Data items
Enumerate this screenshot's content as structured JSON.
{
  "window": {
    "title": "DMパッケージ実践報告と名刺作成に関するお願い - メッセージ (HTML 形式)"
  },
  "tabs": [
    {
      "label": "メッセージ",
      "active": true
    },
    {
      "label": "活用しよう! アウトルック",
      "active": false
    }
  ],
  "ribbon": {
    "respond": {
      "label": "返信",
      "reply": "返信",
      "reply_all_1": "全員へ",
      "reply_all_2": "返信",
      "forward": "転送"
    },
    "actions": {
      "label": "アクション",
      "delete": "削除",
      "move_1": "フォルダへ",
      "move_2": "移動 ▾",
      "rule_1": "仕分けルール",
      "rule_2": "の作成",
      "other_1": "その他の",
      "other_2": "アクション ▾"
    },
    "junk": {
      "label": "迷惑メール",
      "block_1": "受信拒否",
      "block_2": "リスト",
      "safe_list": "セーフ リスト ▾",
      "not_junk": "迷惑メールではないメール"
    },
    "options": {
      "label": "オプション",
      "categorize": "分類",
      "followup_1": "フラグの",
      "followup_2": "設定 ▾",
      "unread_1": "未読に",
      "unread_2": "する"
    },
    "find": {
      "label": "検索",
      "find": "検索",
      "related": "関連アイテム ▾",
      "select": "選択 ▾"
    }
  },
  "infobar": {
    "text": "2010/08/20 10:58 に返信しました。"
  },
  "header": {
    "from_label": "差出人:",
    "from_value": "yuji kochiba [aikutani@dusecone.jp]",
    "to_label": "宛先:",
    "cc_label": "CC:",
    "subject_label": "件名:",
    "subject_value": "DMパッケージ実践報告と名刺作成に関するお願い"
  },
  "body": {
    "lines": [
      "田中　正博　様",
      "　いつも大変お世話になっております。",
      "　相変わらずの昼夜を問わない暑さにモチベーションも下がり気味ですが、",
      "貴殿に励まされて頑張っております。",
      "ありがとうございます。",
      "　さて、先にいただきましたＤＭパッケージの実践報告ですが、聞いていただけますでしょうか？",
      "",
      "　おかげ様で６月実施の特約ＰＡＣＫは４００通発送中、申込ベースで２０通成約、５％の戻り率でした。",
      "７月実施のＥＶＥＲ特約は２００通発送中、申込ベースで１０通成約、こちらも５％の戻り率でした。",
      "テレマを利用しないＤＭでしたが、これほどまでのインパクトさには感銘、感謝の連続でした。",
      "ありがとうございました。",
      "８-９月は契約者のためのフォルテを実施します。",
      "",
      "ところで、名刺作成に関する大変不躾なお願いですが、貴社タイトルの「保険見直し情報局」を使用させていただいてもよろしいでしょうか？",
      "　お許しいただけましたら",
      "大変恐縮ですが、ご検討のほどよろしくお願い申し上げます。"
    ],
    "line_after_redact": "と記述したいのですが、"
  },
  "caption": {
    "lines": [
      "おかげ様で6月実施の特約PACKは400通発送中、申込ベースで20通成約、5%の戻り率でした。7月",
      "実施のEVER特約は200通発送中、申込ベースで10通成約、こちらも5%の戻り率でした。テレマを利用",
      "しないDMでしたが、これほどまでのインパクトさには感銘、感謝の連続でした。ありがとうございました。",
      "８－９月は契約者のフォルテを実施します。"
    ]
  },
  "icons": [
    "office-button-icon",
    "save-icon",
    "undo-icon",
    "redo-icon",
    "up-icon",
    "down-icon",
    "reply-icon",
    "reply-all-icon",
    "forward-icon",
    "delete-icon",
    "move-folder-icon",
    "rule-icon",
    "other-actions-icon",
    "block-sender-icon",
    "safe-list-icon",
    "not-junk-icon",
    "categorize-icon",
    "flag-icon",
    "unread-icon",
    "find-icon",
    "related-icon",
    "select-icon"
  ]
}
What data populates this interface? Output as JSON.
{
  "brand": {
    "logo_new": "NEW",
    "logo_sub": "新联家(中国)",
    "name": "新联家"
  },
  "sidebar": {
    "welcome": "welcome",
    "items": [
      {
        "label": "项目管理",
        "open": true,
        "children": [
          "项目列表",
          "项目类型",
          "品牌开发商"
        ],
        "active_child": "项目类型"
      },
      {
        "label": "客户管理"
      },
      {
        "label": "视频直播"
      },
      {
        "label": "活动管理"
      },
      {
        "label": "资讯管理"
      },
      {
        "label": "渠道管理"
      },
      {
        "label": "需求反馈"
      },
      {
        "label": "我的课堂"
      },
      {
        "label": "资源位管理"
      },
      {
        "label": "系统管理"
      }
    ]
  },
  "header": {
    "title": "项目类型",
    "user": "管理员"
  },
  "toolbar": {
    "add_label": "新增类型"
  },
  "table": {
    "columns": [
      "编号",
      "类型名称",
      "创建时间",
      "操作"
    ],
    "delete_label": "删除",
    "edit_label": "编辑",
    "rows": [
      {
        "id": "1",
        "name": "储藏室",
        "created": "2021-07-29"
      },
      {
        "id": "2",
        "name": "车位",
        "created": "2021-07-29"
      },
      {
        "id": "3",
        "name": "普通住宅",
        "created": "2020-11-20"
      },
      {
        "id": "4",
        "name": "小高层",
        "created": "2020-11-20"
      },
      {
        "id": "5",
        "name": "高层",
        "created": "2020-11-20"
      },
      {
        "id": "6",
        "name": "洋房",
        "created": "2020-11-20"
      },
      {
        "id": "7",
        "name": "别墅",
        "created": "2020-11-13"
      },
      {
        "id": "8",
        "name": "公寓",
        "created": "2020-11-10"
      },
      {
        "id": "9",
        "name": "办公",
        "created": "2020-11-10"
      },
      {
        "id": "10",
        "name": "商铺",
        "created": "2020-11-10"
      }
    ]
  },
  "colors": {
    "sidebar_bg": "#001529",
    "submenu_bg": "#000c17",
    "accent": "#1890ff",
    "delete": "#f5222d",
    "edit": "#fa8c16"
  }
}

*Problem to work on*. Copy out each record, keeping every word as it is.

*Correct response*.
Enumerate this screenshot's content as structured JSON.
{
  "window": {
    "title": "DMパッケージ実践報告と名刺作成に関するお願い - メッセージ (HTML 形式)"
  },
  "tabs": [
    {
      "label": "メッセージ",
      "active": true
    },
    {
      "label": "活用しよう! アウトルック",
      "active": false
    }
  ],
  "ribbon": {
    "respond": {
      "label": "返信",
      "reply": "返信",
      "reply_all_1": "全員へ",
      "reply_all_2": "返信",
      "forward": "転送"
    },
    "actions": {
      "label": "アクション",
      "delete": "削除",
      "move_1": "フォルダへ",
      "move_2": "移動 ▾",
      "rule_1": "仕分けルール",
      "rule_2": "の作成",
      "other_1": "その他の",
      "other_2": "アクション ▾"
    },
    "junk": {
      "label": "迷惑メール",
      "block_1": "受信拒否",
      "block_2": "リスト",
      "safe_list": "セーフ リスト ▾",
      "not_junk": "迷惑メールではないメール"
    },
    "options": {
      "label": "オプション",
      "categorize": "分類",
      "followup_1": "フラグの",
      "followup_2": "設定 ▾",
      "unread_1": "未読に",
      "unread_2": "する"
    },
    "find": {
      "label": "検索",
      "find": "検索",
      "related": "関連アイテム ▾",
      "select": "選択 ▾"
    }
  },
  "infobar": {
    "text": "2010/08/20 10:58 に返信しました。"
  },
  "header": {
    "from_label": "差出人:",
    "from_value": "yuji kochiba [aikutani@dusecone.jp]",
    "to_label": "宛先:",
    "cc_label": "CC:",
    "subject_label": "件名:",
    "subject_value": "DMパッケージ実践報告と名刺作成に関するお願い"
  },
  "body": {
    "lines": [
      "田中　正博　様",
      "　いつも大変お世話になっております。",
      "　相変わらずの昼夜を問わない暑さにモチベーションも下がり気味ですが、",
      "貴殿に励まされて頑張っております。",
      "ありがとうございます。",
      "　さて、先にいただきましたＤＭパッケージの実践報告ですが、聞いていただけますでしょうか？",
      "",
      "　おかげ様で６月実施の特約ＰＡＣＫは４００通発送中、申込ベースで２０通成約、５％の戻り率でした。",
      "７月実施のＥＶＥＲ特約は２００通発送中、申込ベースで１０通成約、こちらも５％の戻り率でした。",
      "テレマを利用しないＤＭでしたが、これほどまでのインパクトさには感銘、感謝の連続でした。",
      "ありがとうございました。",
      "８-９月は契約者のためのフォルテを実施します。",
      "",
      "ところで、名刺作成に関する大変不躾なお願いですが、貴社タイトルの「保険見直し情報局」を使用させていただいてもよろしいでしょうか？",
      "　お許しいただけましたら",
      "大変恐縮ですが、ご検討のほどよろしくお願い申し上げます。"
    ],
    "line_after_redact": "と記述したいのですが、"
  },
  "caption": {
    "lines": [
      "おかげ様で6月実施の特約PACKは400通発送中、申込ベースで20通成約、5%の戻り率でした。7月",
      "実施のEVER特約は200通発送中、申込ベースで10通成約、こちらも5%の戻り率でした。テレマを利用",
      "しないDMでしたが、これほどまでのインパクトさには感銘、感謝の連続でした。ありがとうございました。",
      "８－９月は契約者のフォルテを実施します。"
    ]
  },
  "icons": [
    "office-button-icon",
    "save-icon",
    "undo-icon",
    "redo-icon",
    "up-icon",
    "down-icon",
    "reply-icon",
    "reply-all-icon",
    "forward-icon",
    "delete-icon",
    "move-folder-icon",
    "rule-icon",
    "other-actions-icon",
    "block-sender-icon",
    "safe-list-icon",
    "not-junk-icon",
    "categorize-icon",
    "flag-icon",
    "unread-icon",
    "find-icon",
    "related-icon",
    "select-icon"
  ]
}
What data populates this interface? Output as JSON.
{
  "brand": {
    "logo_new": "NEW",
    "logo_sub": "新联家(中国)",
    "name": "新联家"
  },
  "sidebar": {
    "welcome": "welcome",
    "items": [
      {
        "label": "项目管理",
        "open": true,
        "children": [
          "项目列表",
          "项目类型",
          "品牌开发商"
        ],
        "active_child": "项目类型"
      },
      {
        "label": "客户管理"
      },
      {
        "label": "视频直播"
      },
      {
        "label": "活动管理"
      },
      {
        "label": "资讯管理"
      },
      {
        "label": "渠道管理"
      },
      {
        "label": "需求反馈"
      },
      {
        "label": "我的课堂"
      },
      {
        "label": "资源位管理"
      },
      {
        "label": "系统管理"
      }
    ]
  },
  "header": {
    "title": "项目类型",
    "user": "管理员"
  },
  "toolbar": {
    "add_label": "新增类型"
  },
  "table": {
    "columns": [
      "编号",
      "类型名称",
      "创建时间",
      "操作"
    ],
    "delete_label": "删除",
    "edit_label": "编辑",
    "rows": [
      {
        "id": "1",
        "name": "储藏室",
        "created": "2021-07-29"
      },
      {
        "id": "2",
        "name": "车位",
        "created": "2021-07-29"
      },
      {
        "id": "3",
        "name": "普通住宅",
        "created": "2020-11-20"
      },
      {
        "id": "4",
        "name": "小高层",
        "created": "2020-11-20"
      },
      {
        "id": "5",
        "name": "高层",
        "created": "2020-11-20"
      },
      {
        "id": "6",
        "name": "洋房",
        "created": "2020-11-20"
      },
      {
        "id": "7",
        "name": "别墅",
        "created": "2020-11-13"
      },
      {
        "id": "8",
        "name": "公寓",
        "created": "2020-11-10"
      },
      {
        "id": "9",
        "name": "办公",
        "created": "2020-11-10"
      },
      {
        "id": "10",
        "name": "商铺",
        "created": "2020-11-10"
      }
    ]
  },
  "colors": {
    "sidebar_bg": "#001529",
    "submenu_bg": "#000c17",
    "accent": "#1890ff",
    "delete": "#f5222d",
    "edit": "#fa8c16"
  }
}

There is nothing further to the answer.